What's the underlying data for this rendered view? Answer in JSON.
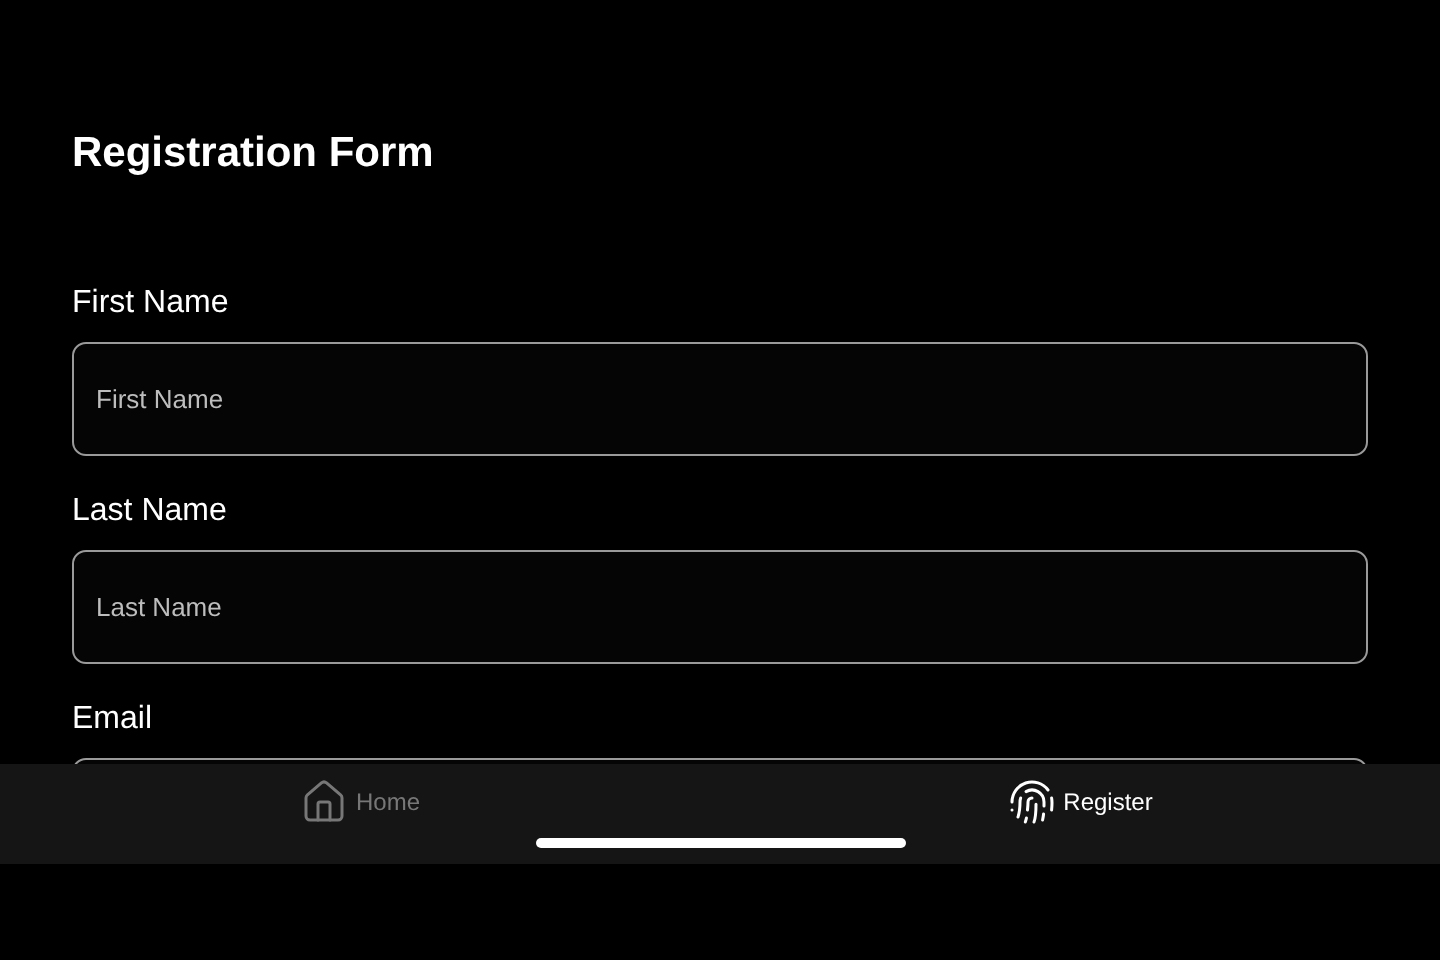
{
  "title": "Registration Form",
  "fields": [
    {
      "label": "First Name",
      "placeholder": "First Name"
    },
    {
      "label": "Last Name",
      "placeholder": "Last Name"
    },
    {
      "label": "Email"
    }
  ],
  "tabs": [
    {
      "label": "Home",
      "kind": "home",
      "selected": false
    },
    {
      "label": "Register",
      "kind": "fingerprint",
      "selected": true
    }
  ]
}
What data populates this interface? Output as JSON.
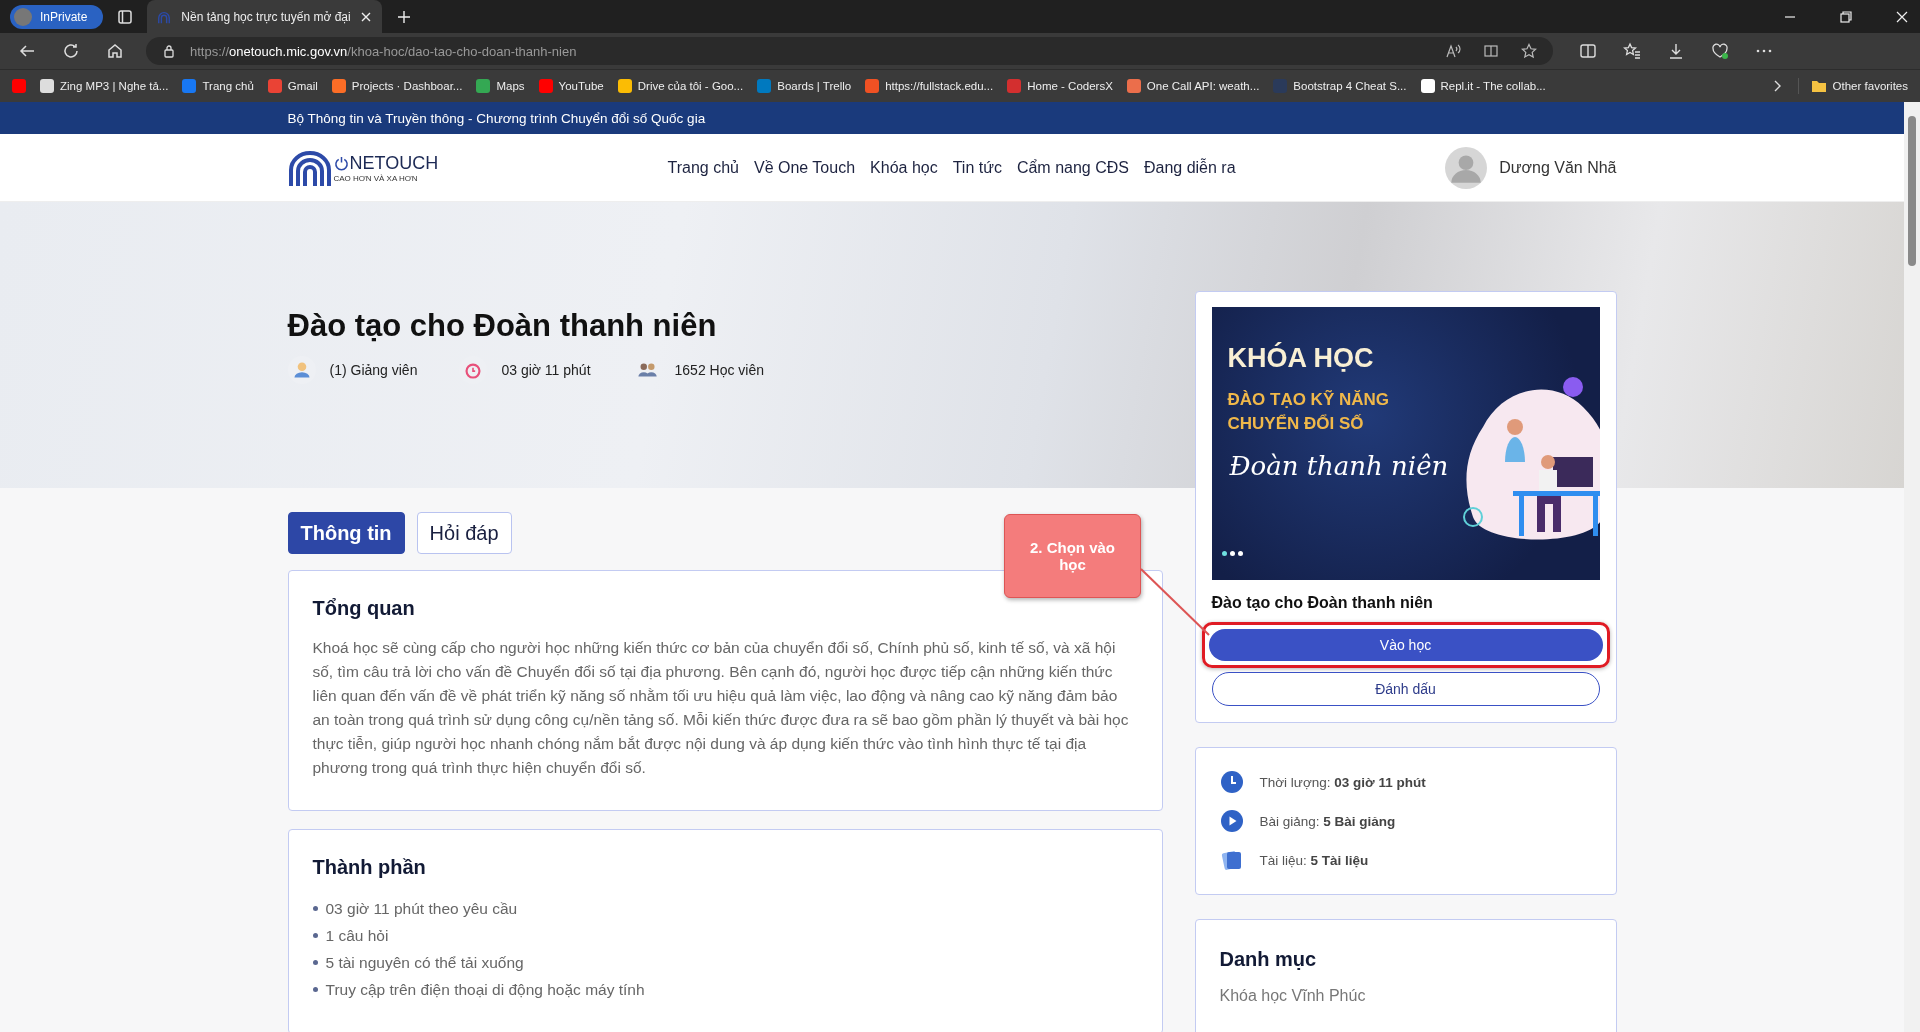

*Task to complete*
Quote each record exactly as it stands, minus the pictures.

*Response*
What's the underlying data for this rendered view? Answer in JSON.
{
  "title": "Registration Form",
  "fields": [
    {
      "label": "First Name",
      "placeholder": "First Name"
    },
    {
      "label": "Last Name",
      "placeholder": "Last Name"
    },
    {
      "label": "Email"
    }
  ],
  "tabs": [
    {
      "label": "Home",
      "kind": "home",
      "selected": false
    },
    {
      "label": "Register",
      "kind": "fingerprint",
      "selected": true
    }
  ]
}
What data populates this interface? Output as JSON.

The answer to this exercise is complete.